Short task
Sift the listing for lines that hold the string "name" and pull them out.

[Records from a data collection]

>> Start

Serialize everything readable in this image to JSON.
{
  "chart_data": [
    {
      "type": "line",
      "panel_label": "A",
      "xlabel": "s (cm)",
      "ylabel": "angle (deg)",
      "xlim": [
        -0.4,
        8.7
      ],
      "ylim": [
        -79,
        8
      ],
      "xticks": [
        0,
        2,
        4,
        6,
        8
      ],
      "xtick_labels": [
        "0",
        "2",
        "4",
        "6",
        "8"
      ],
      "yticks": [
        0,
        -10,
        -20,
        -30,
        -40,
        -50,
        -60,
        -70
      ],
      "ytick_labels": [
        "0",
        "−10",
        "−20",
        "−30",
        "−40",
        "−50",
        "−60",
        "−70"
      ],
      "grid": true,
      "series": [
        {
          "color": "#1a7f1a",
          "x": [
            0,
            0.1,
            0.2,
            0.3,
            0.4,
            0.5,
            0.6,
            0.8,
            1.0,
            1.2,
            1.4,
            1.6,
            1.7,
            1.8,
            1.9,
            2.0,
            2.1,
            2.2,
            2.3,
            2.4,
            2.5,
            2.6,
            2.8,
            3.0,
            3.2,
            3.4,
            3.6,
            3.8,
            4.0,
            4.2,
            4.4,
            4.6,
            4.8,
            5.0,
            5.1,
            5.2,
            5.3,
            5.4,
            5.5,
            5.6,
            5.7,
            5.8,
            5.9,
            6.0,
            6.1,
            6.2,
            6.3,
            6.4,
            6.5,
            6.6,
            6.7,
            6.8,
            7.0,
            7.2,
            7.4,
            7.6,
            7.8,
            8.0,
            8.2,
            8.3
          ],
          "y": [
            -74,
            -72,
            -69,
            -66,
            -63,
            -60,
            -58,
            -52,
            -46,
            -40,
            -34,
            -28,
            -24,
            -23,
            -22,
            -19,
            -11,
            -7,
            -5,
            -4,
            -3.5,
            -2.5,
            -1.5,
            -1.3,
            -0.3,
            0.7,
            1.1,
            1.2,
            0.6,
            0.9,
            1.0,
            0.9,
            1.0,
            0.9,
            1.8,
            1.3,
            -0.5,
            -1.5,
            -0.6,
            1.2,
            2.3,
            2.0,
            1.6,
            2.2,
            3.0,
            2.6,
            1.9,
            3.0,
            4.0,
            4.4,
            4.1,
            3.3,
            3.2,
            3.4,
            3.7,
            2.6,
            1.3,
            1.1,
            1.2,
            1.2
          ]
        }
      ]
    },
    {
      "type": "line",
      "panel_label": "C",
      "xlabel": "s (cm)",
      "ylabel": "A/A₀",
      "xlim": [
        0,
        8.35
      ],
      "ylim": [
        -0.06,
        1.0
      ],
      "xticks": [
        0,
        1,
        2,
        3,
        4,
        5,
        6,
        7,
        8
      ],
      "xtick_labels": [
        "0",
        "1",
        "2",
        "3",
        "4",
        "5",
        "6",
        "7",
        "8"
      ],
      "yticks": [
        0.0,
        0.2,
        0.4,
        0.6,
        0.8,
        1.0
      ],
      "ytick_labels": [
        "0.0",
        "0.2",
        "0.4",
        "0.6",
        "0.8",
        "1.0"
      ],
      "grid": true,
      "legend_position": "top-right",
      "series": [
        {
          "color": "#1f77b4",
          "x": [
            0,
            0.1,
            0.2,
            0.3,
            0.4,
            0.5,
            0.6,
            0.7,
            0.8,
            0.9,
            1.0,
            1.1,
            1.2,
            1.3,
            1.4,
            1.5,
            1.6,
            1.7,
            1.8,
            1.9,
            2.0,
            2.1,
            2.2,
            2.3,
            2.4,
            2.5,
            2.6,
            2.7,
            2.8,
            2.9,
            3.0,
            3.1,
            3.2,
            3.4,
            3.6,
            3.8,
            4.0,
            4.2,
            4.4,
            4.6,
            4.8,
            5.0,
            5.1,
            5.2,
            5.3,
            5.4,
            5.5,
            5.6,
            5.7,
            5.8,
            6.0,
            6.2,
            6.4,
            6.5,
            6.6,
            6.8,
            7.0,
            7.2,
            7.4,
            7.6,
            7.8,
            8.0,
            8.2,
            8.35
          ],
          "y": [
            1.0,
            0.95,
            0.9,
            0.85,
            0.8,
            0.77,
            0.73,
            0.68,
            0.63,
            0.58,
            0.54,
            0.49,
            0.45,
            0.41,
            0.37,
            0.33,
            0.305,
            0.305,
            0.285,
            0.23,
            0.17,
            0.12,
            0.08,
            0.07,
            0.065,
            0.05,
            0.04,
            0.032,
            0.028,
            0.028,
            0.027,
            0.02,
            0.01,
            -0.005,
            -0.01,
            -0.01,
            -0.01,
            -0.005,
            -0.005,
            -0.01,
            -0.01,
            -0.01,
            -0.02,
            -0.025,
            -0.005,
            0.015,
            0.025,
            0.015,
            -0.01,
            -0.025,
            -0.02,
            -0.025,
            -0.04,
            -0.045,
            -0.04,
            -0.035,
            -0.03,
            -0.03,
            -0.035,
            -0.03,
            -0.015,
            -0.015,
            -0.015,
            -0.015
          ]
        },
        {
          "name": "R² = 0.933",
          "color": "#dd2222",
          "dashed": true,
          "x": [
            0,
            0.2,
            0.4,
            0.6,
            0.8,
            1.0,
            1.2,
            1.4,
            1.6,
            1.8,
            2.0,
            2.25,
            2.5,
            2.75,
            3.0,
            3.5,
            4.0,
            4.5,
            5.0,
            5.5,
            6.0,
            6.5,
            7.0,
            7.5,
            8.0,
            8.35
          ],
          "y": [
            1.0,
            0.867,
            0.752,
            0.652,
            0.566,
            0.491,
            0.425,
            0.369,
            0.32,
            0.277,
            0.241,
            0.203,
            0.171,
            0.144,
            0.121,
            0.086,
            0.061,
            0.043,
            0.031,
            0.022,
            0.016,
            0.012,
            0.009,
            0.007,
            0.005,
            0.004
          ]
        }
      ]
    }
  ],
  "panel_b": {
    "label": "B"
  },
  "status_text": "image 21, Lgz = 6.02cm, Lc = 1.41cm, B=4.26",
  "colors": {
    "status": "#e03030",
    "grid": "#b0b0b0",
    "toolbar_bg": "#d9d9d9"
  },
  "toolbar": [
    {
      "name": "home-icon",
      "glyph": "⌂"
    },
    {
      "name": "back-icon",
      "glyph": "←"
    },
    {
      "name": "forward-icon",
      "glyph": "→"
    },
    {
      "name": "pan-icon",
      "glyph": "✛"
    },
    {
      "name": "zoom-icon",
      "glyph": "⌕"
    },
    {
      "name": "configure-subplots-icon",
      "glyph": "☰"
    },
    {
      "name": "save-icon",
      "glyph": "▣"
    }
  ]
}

>> End

Answer for the task
          "name": "R² = 0.933",
      "name": "home-icon",
      "name": "back-icon",
      "name": "forward-icon",
      "name": "pan-icon",
      "name": "zoom-icon",
      "name": "configure-subplots-icon",
      "name": "save-icon",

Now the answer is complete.